## What you will do
Go over the entries below line by line, copying each one that contains the word "kteří".

## Given data
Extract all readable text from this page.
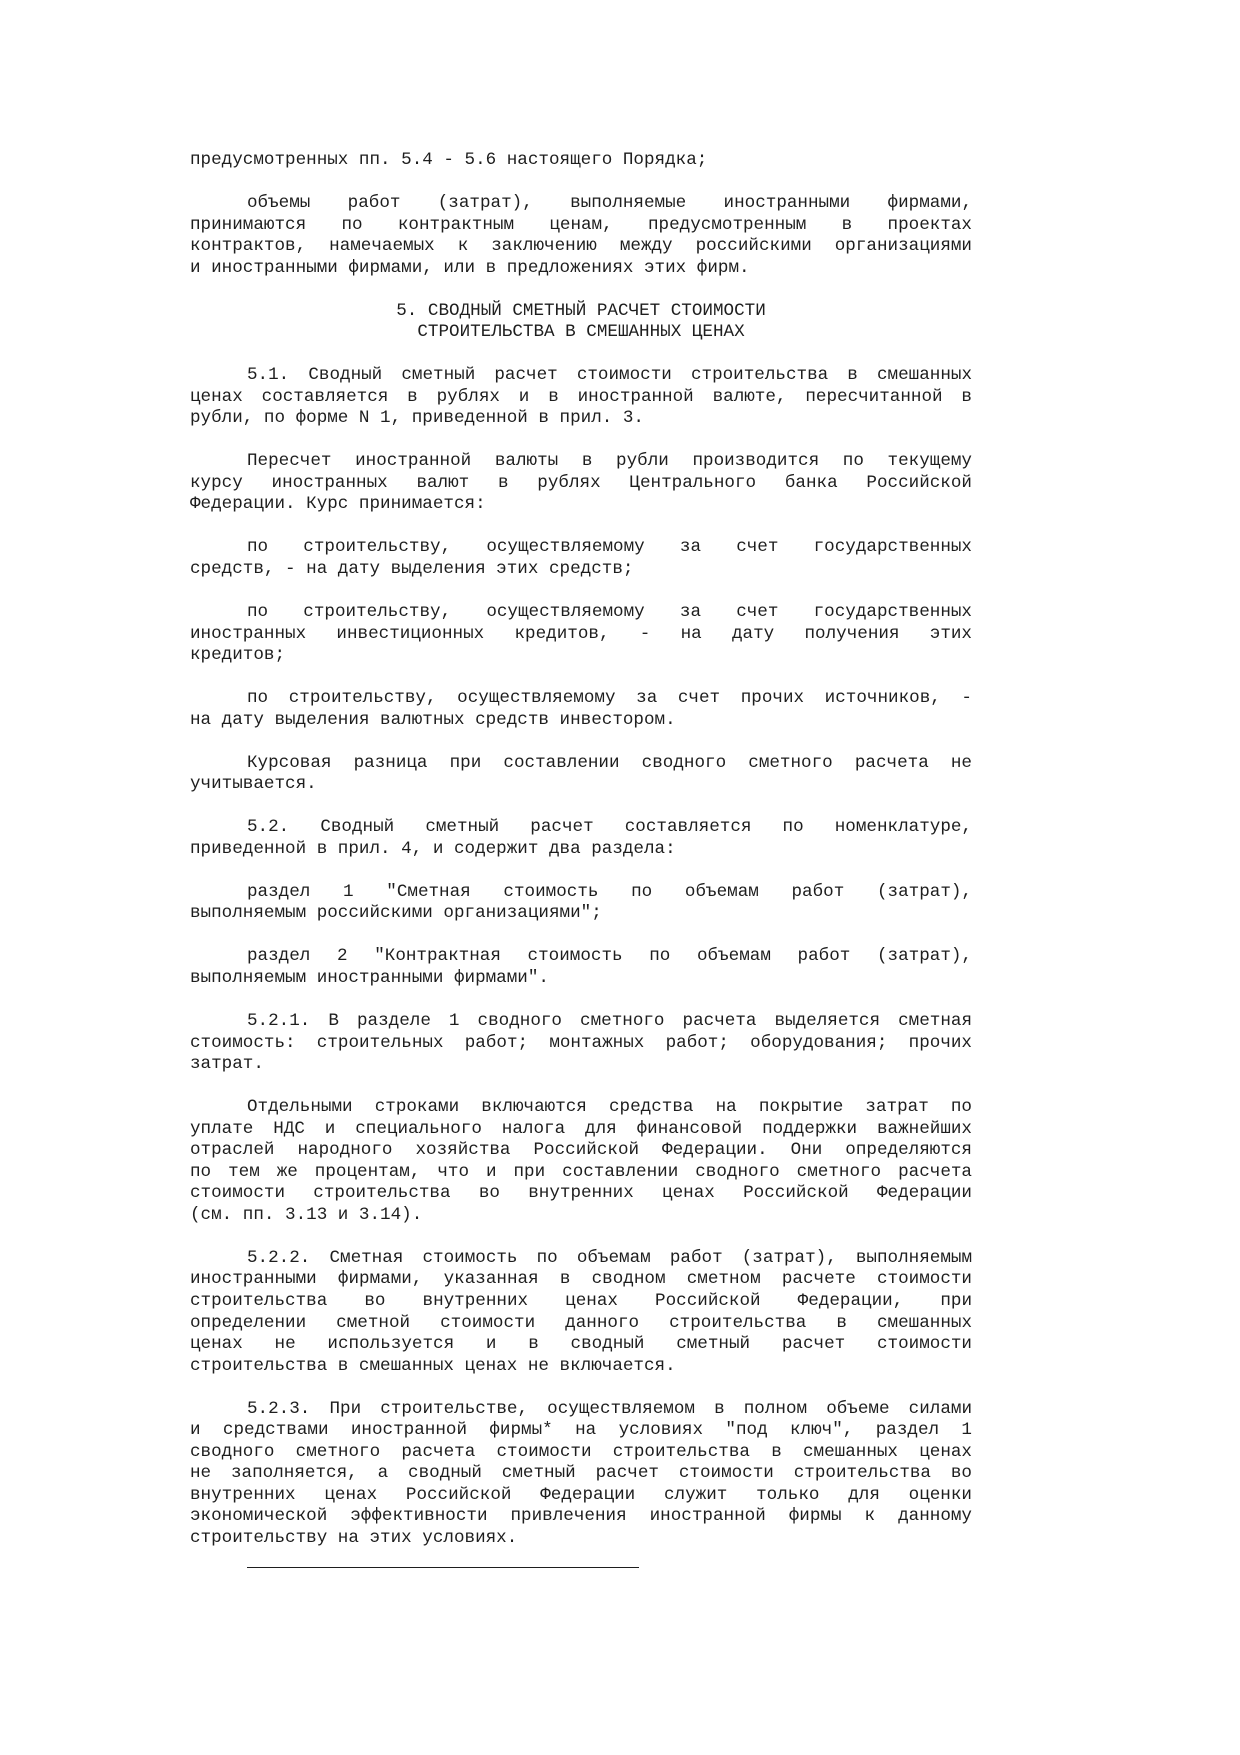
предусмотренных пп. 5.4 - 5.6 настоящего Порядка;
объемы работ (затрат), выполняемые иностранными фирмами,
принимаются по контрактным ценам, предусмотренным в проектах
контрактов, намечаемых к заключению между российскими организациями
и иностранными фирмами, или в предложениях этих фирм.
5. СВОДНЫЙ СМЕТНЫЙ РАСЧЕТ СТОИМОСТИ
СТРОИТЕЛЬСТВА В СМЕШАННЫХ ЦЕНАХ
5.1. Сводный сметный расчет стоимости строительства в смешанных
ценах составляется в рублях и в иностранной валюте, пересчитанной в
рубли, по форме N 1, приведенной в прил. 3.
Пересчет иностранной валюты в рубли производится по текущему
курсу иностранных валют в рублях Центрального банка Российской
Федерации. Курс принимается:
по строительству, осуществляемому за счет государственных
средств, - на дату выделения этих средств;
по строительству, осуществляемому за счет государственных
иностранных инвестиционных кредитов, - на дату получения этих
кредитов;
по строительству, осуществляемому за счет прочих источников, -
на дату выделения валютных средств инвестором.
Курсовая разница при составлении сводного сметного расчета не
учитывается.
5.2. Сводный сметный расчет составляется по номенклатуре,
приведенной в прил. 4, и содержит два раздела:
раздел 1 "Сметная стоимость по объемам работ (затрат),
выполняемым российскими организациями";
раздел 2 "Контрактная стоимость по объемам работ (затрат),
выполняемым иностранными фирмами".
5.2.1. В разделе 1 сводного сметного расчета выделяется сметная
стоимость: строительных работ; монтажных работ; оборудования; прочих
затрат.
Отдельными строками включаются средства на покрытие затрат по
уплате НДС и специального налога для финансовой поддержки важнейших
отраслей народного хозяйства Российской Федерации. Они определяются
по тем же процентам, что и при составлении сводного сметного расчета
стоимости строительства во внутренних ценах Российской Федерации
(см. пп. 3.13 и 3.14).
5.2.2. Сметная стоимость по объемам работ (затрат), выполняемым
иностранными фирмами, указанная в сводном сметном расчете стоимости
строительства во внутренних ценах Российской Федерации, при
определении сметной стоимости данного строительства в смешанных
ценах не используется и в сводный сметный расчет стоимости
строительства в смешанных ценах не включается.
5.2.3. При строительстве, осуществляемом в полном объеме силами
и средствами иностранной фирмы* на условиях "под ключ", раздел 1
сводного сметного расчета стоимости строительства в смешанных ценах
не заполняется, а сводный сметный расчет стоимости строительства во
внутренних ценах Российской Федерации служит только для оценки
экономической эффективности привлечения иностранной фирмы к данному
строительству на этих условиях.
==
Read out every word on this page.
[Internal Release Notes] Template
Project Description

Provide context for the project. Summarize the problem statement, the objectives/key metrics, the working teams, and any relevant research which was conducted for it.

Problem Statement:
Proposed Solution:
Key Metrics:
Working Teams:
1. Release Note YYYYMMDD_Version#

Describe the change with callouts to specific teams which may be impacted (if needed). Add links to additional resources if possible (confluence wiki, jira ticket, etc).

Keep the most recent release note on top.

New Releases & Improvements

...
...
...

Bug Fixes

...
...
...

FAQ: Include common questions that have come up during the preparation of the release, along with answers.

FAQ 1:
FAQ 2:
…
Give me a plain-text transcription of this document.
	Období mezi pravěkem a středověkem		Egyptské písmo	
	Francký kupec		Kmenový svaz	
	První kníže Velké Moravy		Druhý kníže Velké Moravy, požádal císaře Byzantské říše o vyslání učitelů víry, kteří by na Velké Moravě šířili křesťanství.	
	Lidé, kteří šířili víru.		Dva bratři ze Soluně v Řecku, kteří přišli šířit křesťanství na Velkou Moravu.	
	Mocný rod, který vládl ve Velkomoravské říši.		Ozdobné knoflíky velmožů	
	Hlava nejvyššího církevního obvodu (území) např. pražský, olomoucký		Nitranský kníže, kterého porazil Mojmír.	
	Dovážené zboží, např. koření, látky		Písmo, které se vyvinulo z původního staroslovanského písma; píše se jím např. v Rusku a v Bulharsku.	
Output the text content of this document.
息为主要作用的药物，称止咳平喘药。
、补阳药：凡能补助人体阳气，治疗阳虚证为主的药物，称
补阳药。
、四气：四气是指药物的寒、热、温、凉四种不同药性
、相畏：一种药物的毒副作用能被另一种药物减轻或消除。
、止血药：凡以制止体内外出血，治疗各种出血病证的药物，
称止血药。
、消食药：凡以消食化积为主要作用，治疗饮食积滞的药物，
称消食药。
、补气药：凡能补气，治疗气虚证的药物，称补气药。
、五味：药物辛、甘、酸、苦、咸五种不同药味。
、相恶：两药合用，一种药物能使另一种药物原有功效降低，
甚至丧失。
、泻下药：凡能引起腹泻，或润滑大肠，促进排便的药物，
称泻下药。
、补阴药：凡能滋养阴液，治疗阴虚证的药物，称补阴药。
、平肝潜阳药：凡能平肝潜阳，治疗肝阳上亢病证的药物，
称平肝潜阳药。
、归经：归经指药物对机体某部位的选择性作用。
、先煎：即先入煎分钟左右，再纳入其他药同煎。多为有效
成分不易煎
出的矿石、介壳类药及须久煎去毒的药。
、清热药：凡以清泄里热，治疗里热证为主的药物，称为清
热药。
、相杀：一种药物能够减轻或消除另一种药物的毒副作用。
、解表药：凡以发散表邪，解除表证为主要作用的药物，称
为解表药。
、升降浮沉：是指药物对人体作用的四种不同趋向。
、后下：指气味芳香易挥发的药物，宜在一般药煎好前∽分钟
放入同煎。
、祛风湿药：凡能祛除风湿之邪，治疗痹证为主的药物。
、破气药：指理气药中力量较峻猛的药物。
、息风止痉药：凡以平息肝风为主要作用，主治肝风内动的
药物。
--
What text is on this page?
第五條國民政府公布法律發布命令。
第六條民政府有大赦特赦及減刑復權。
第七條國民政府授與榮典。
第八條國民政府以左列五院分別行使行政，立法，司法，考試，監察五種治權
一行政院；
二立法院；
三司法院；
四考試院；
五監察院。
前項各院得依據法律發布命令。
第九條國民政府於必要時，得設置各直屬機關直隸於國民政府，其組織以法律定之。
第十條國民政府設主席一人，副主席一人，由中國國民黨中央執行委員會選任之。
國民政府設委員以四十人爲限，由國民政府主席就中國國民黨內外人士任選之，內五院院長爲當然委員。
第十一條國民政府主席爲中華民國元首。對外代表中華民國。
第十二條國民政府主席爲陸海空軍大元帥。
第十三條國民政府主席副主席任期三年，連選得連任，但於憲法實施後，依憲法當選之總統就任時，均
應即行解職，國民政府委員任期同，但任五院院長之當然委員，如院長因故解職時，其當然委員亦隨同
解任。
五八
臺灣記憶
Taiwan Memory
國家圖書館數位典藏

## The completed task
	První kníže Velké Moravy		Druhý kníže Velké Moravy, požádal císaře Byzantské říše o vyslání učitelů víry, kteří by na Velké Moravě šířili křesťanství.	
	Lidé, kteří šířili víru.		Dva bratři ze Soluně v Řecku, kteří přišli šířit křesťanství na Velkou Moravu.	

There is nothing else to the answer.